Find and copy each line of the records where the string "this" shows up.
** Begin DATA SUPPLIED **
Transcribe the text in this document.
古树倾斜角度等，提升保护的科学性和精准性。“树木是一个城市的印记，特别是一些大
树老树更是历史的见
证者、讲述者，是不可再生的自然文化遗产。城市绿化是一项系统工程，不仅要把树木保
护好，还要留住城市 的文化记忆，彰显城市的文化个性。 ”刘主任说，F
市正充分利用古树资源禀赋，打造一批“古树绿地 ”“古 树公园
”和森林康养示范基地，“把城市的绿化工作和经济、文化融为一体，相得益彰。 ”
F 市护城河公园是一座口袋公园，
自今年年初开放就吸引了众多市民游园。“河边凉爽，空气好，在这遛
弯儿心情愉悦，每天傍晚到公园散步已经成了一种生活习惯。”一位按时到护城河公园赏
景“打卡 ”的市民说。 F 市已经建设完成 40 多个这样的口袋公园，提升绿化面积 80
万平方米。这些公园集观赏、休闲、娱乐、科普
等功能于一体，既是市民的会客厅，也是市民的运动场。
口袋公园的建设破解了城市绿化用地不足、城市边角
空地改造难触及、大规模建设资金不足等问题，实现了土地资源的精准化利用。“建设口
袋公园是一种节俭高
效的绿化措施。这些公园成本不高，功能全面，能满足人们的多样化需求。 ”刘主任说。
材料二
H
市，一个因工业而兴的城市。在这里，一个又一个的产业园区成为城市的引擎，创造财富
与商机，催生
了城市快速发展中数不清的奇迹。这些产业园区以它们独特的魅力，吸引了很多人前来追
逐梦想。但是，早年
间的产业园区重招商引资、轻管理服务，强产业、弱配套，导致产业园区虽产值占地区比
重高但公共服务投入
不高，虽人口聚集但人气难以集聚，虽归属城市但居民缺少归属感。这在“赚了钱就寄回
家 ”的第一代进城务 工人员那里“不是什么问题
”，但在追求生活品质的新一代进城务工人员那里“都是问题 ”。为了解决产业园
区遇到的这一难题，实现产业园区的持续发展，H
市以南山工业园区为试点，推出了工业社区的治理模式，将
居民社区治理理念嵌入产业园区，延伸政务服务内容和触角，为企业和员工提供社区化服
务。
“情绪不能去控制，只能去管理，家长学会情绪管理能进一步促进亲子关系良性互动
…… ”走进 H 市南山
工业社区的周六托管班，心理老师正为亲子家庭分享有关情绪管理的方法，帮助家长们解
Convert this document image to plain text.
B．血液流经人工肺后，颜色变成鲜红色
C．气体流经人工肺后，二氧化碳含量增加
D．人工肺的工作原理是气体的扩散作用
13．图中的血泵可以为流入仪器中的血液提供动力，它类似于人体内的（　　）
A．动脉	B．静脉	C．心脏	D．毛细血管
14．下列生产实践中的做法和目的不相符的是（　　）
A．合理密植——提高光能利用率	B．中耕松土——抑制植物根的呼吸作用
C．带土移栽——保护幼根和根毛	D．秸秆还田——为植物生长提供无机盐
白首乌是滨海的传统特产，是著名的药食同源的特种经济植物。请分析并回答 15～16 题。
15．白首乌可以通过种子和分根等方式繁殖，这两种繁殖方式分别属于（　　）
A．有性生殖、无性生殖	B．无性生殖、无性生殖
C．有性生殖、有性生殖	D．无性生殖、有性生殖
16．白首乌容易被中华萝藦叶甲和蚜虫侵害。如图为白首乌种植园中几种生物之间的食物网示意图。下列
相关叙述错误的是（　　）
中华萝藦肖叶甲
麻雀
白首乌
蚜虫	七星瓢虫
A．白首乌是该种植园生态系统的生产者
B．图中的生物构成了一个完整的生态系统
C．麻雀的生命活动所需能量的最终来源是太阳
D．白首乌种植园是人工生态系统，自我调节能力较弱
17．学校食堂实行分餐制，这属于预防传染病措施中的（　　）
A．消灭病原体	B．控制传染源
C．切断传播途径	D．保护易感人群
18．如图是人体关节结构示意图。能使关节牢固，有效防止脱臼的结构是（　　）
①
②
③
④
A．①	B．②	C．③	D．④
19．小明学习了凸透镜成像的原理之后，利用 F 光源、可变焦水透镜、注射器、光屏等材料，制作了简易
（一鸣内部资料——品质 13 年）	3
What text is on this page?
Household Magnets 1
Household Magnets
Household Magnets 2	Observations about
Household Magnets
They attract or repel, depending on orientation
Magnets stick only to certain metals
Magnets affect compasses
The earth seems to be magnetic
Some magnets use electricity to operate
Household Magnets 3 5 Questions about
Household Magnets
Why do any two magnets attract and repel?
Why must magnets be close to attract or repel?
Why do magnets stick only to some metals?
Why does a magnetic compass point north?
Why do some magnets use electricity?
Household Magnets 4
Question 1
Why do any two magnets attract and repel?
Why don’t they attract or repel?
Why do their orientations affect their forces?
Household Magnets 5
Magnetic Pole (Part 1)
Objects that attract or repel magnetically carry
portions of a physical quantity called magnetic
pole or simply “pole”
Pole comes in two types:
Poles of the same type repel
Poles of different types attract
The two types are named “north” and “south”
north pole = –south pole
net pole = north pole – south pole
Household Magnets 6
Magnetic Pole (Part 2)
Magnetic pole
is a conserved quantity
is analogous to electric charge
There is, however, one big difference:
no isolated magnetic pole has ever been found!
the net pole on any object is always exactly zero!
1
** End DATA SUPPLIED **
EXERCISE SOLUTION:
Transcribe the text in this document.
Convert this document image to plain text.
What text is on this page?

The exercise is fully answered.